**Required work:**
Look through the material below. Copy each line that contains the string "Related".
╭──
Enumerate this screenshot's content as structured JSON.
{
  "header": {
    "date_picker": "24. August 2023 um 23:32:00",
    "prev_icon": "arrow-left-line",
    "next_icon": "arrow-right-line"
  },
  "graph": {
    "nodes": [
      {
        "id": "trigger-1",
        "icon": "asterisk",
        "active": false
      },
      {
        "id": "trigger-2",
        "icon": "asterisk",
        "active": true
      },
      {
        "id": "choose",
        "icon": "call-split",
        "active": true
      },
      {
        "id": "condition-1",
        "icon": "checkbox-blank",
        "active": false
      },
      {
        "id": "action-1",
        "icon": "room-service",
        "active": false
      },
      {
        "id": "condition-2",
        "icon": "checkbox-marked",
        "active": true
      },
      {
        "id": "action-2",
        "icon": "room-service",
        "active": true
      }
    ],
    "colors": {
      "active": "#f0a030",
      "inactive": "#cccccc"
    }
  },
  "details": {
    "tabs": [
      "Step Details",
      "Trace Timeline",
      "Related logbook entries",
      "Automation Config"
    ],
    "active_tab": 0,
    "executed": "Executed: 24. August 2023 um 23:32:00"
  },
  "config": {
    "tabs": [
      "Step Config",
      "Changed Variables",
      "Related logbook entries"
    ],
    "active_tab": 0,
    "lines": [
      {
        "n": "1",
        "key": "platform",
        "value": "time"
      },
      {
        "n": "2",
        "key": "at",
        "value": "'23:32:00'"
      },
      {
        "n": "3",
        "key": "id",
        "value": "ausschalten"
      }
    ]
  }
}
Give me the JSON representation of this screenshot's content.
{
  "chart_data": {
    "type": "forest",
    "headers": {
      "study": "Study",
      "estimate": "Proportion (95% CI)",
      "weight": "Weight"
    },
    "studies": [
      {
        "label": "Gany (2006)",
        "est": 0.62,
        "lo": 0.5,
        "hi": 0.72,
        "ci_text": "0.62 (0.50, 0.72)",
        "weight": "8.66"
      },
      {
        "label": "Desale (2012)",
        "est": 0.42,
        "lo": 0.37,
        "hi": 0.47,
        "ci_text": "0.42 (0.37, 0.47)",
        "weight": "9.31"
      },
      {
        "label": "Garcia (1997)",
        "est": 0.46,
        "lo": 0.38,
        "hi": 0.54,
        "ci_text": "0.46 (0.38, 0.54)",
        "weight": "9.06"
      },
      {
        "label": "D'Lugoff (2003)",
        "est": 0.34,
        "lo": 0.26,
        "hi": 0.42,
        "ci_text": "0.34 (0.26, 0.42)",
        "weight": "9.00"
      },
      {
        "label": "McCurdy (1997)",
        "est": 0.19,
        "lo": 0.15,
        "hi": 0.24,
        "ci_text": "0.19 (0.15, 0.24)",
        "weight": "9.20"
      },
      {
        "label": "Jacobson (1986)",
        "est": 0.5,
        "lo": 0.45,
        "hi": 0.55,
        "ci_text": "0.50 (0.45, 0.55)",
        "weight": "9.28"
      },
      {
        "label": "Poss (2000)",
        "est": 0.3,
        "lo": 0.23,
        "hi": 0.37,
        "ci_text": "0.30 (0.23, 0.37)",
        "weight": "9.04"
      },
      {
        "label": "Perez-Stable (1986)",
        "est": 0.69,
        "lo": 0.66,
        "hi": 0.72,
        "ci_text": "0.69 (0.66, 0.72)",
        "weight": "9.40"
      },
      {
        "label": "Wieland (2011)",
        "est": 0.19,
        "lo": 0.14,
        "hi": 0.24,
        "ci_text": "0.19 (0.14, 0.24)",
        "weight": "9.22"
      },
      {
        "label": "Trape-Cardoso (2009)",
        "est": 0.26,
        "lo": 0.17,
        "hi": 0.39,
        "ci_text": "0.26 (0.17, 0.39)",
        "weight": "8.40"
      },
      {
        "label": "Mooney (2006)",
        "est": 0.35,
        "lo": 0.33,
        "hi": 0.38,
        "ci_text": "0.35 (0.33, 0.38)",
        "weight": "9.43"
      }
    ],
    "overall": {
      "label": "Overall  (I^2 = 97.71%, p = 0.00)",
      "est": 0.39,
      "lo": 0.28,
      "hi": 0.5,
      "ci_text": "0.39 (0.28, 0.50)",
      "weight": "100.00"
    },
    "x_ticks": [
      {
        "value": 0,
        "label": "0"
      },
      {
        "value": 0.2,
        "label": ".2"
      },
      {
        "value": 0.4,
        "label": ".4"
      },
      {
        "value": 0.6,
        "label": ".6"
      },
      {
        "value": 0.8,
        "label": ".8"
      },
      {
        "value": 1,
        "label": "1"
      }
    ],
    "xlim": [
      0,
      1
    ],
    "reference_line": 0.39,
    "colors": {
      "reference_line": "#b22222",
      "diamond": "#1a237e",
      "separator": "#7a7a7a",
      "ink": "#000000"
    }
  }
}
╰──
╭──
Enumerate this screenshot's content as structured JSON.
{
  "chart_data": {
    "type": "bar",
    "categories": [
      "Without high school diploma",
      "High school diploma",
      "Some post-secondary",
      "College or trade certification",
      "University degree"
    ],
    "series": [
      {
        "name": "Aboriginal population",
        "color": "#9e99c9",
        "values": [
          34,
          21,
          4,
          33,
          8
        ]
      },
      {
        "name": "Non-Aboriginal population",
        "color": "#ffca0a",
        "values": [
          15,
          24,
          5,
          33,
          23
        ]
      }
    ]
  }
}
╰──
**Output of the exercise:**
      "Related logbook entries",
      "Related logbook entries"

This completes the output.